PROBLEM STATEMENT: Wherever a line holds the word "xing", copy that line out.
[BEGIN DATASET CONTENT]
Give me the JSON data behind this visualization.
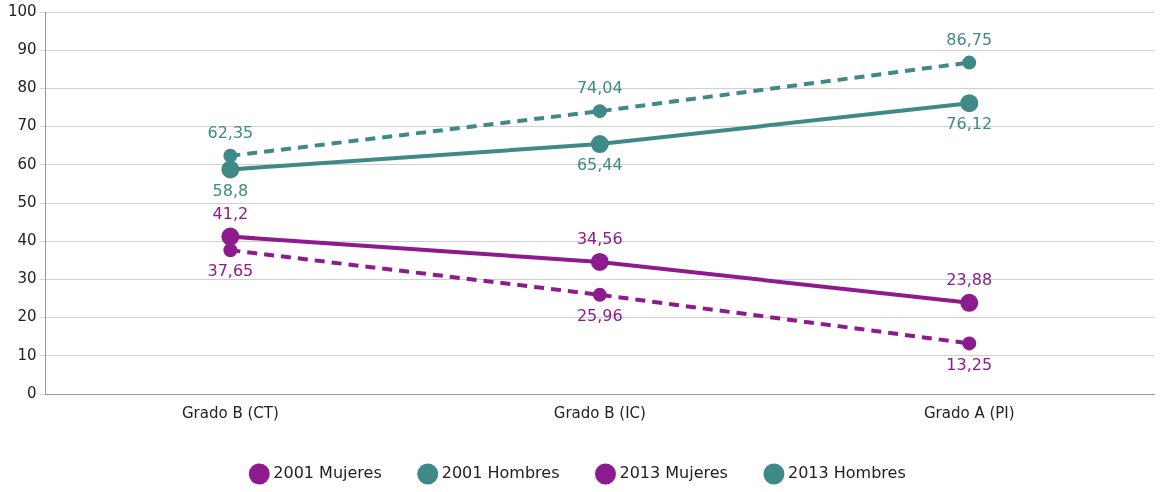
{
  "chart_data": {
    "type": "line",
    "categories": [
      "Grado B (CT)",
      "Grado B (IC)",
      "Grado A (PI)"
    ],
    "series": [
      {
        "name": "2001 Mujeres",
        "color": "#8e1b8e",
        "line_style": "dashed",
        "values": [
          37.65,
          25.96,
          13.25
        ],
        "value_labels": [
          "37,65",
          "25,96",
          "13,25"
        ]
      },
      {
        "name": "2001 Hombres",
        "color": "#3f8a86",
        "line_style": "dashed",
        "values": [
          62.35,
          74.04,
          86.75
        ],
        "value_labels": [
          "62,35",
          "74,04",
          "86,75"
        ]
      },
      {
        "name": "2013 Mujeres",
        "color": "#8e1b8e",
        "line_style": "solid",
        "values": [
          41.2,
          34.56,
          23.88
        ],
        "value_labels": [
          "41,2",
          "34,56",
          "23,88"
        ]
      },
      {
        "name": "2013 Hombres",
        "color": "#3f8a86",
        "line_style": "solid",
        "values": [
          58.8,
          65.44,
          76.12
        ],
        "value_labels": [
          "58,8",
          "65,44",
          "76,12"
        ]
      }
    ],
    "ylim": [
      0,
      100
    ],
    "yticks": [
      0,
      10,
      20,
      30,
      40,
      50,
      60,
      70,
      80,
      90,
      100
    ],
    "grid": "y",
    "legend": "bottom",
    "marker": "circle"
  }
}
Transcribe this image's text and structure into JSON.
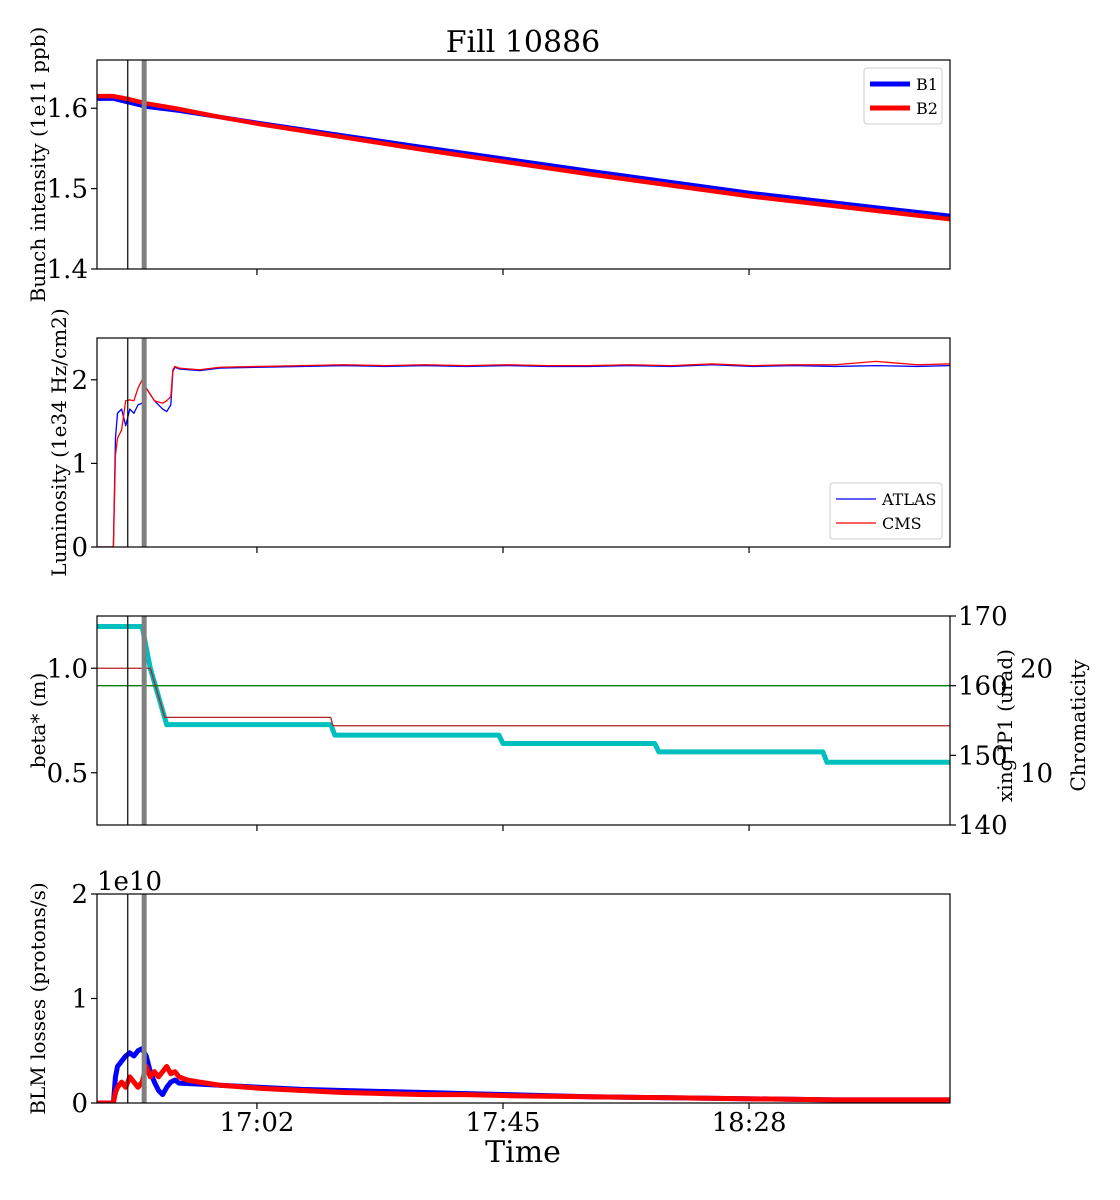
{
  "title": "Fill 10886",
  "colors": {
    "b1": "#0000ff",
    "b2": "#ff0000",
    "beta": "#00bfbf",
    "xing": "#008000",
    "chroma": "#b22222",
    "marker_thin": "#000000",
    "marker_thick": "#808080"
  },
  "chart_data": [
    {
      "id": "intensity",
      "type": "line",
      "ylabel": "Bunch intensity (1e11 ppb)",
      "ylim": [
        1.4,
        1.66
      ],
      "yticks": [
        1.4,
        1.5,
        1.6
      ],
      "ytick_labels": [
        "1.4",
        "1.5",
        "1.6"
      ],
      "x_range_min": [
        0,
        208
      ],
      "legend_position": "top-right",
      "series": [
        {
          "name": "B1",
          "color": "#0000ff",
          "x": [
            0,
            4,
            8,
            12,
            20,
            30,
            40,
            60,
            80,
            120,
            160,
            208
          ],
          "y": [
            1.612,
            1.612,
            1.607,
            1.602,
            1.597,
            1.589,
            1.581,
            1.566,
            1.551,
            1.522,
            1.494,
            1.466
          ]
        },
        {
          "name": "B2",
          "color": "#ff0000",
          "x": [
            0,
            4,
            8,
            12,
            20,
            30,
            40,
            60,
            80,
            120,
            160,
            208
          ],
          "y": [
            1.615,
            1.615,
            1.611,
            1.606,
            1.599,
            1.589,
            1.58,
            1.564,
            1.548,
            1.518,
            1.49,
            1.462
          ]
        }
      ]
    },
    {
      "id": "luminosity",
      "type": "line",
      "ylabel": "Luminosity (1e34 Hz/cm2)",
      "ylim": [
        0,
        2.5
      ],
      "yticks": [
        0,
        1,
        2
      ],
      "ytick_labels": [
        "0",
        "1",
        "2"
      ],
      "x_range_min": [
        0,
        208
      ],
      "legend_position": "lower-right",
      "series": [
        {
          "name": "ATLAS",
          "color": "#0000ff",
          "x": [
            0,
            4,
            4.5,
            5,
            6,
            7,
            8,
            9,
            10,
            11,
            12,
            14,
            16,
            17,
            18,
            18.5,
            19,
            20,
            25,
            30,
            40,
            50,
            60,
            70,
            80,
            90,
            100,
            110,
            120,
            130,
            140,
            150,
            160,
            170,
            180,
            190,
            200,
            208
          ],
          "y": [
            0,
            0,
            1.3,
            1.6,
            1.65,
            1.45,
            1.65,
            1.6,
            1.7,
            1.72,
            1.9,
            1.75,
            1.65,
            1.62,
            1.7,
            2.1,
            2.15,
            2.13,
            2.11,
            2.14,
            2.15,
            2.16,
            2.17,
            2.16,
            2.17,
            2.16,
            2.17,
            2.16,
            2.16,
            2.17,
            2.16,
            2.18,
            2.16,
            2.17,
            2.16,
            2.17,
            2.16,
            2.17
          ]
        },
        {
          "name": "CMS",
          "color": "#ff0000",
          "x": [
            0,
            4,
            4.5,
            5,
            6,
            7,
            8,
            9,
            10,
            11,
            12,
            14,
            16,
            17,
            18,
            18.5,
            19,
            20,
            25,
            30,
            40,
            50,
            60,
            70,
            80,
            90,
            100,
            110,
            120,
            130,
            140,
            150,
            160,
            170,
            180,
            190,
            200,
            208
          ],
          "y": [
            0,
            0,
            1.1,
            1.3,
            1.4,
            1.75,
            1.76,
            1.75,
            1.9,
            2.0,
            1.9,
            1.75,
            1.72,
            1.75,
            1.8,
            2.12,
            2.16,
            2.14,
            2.12,
            2.15,
            2.16,
            2.17,
            2.18,
            2.17,
            2.18,
            2.17,
            2.18,
            2.17,
            2.17,
            2.18,
            2.17,
            2.19,
            2.17,
            2.18,
            2.18,
            2.22,
            2.18,
            2.19
          ]
        }
      ]
    },
    {
      "id": "optics",
      "type": "line",
      "ylabel": "beta* (m)",
      "ylabel_right": "xing IP1 (urad)",
      "ylabel_right2": "Chromaticity",
      "ylim": [
        0.25,
        1.25
      ],
      "yticks": [
        0.5,
        1.0
      ],
      "ytick_labels": [
        "0.5",
        "1.0"
      ],
      "ylim_right": [
        140,
        170
      ],
      "yticks_right": [
        140,
        150,
        160,
        170
      ],
      "ytick_labels_right": [
        "140",
        "150",
        "160",
        "170"
      ],
      "ylim_right2": [
        5,
        25
      ],
      "yticks_right2": [
        10,
        20
      ],
      "ytick_labels_right2": [
        "10",
        "20"
      ],
      "x_range_min": [
        0,
        208
      ],
      "series": [
        {
          "name": "beta*",
          "axis": "left",
          "color": "#00bfbf",
          "x": [
            0,
            11,
            13,
            17,
            57,
            58,
            98,
            99,
            136,
            137,
            177,
            178,
            208
          ],
          "y": [
            1.2,
            1.2,
            1.0,
            0.73,
            0.73,
            0.68,
            0.68,
            0.64,
            0.64,
            0.6,
            0.6,
            0.55,
            0.55
          ]
        },
        {
          "name": "xing IP1",
          "axis": "right",
          "color": "#008000",
          "x": [
            0,
            208
          ],
          "y": [
            160,
            160
          ]
        },
        {
          "name": "Chromaticity",
          "axis": "right2",
          "color": "#b22222",
          "x": [
            0,
            13,
            16.5,
            57,
            57.5,
            208
          ],
          "y": [
            20,
            20,
            15.3,
            15.3,
            14.5,
            14.5
          ]
        }
      ]
    },
    {
      "id": "losses",
      "type": "line",
      "ylabel": "BLM losses (protons/s)",
      "offset_text": "1e10",
      "ylim": [
        0,
        2
      ],
      "yticks": [
        0,
        1,
        2
      ],
      "ytick_labels": [
        "0",
        "1",
        "2"
      ],
      "x_range_min": [
        0,
        208
      ],
      "xtick_values": [
        39,
        99,
        159
      ],
      "xtick_labels": [
        "17:02",
        "17:45",
        "18:28"
      ],
      "xlabel": "Time",
      "series": [
        {
          "name": "B1",
          "color": "#0000ff",
          "x": [
            0,
            4,
            4.5,
            5,
            6,
            7,
            8,
            9,
            10,
            11,
            12,
            13,
            14,
            15,
            16,
            17,
            18,
            19,
            20,
            25,
            30,
            40,
            50,
            60,
            70,
            80,
            90,
            100,
            120,
            140,
            160,
            180,
            200,
            208
          ],
          "y": [
            0,
            0,
            0.25,
            0.35,
            0.4,
            0.45,
            0.48,
            0.45,
            0.5,
            0.52,
            0.45,
            0.3,
            0.2,
            0.12,
            0.08,
            0.15,
            0.2,
            0.22,
            0.19,
            0.18,
            0.17,
            0.15,
            0.13,
            0.12,
            0.11,
            0.1,
            0.09,
            0.08,
            0.06,
            0.05,
            0.04,
            0.03,
            0.03,
            0.03
          ]
        },
        {
          "name": "B2",
          "color": "#ff0000",
          "x": [
            0,
            4,
            4.5,
            5,
            6,
            7,
            8,
            9,
            10,
            11,
            12,
            13,
            14,
            15,
            16,
            17,
            18,
            19,
            20,
            22,
            25,
            30,
            40,
            50,
            60,
            70,
            80,
            90,
            100,
            120,
            140,
            160,
            180,
            200,
            208
          ],
          "y": [
            0,
            0,
            0.1,
            0.15,
            0.2,
            0.15,
            0.25,
            0.2,
            0.15,
            0.2,
            0.35,
            0.25,
            0.3,
            0.25,
            0.3,
            0.35,
            0.28,
            0.3,
            0.25,
            0.22,
            0.2,
            0.17,
            0.14,
            0.12,
            0.1,
            0.09,
            0.08,
            0.08,
            0.07,
            0.06,
            0.05,
            0.04,
            0.03,
            0.03,
            0.03
          ]
        }
      ]
    }
  ],
  "markers": [
    {
      "name": "marker-thin",
      "x": 7.5
    },
    {
      "name": "marker-thick",
      "x": 11.5
    }
  ]
}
[END DATASET CONTENT]
TASK RESPONSE:
    "xing": "#008000",
      "ylabel_right": "xing IP1 (urad)",
          "name": "xing IP1",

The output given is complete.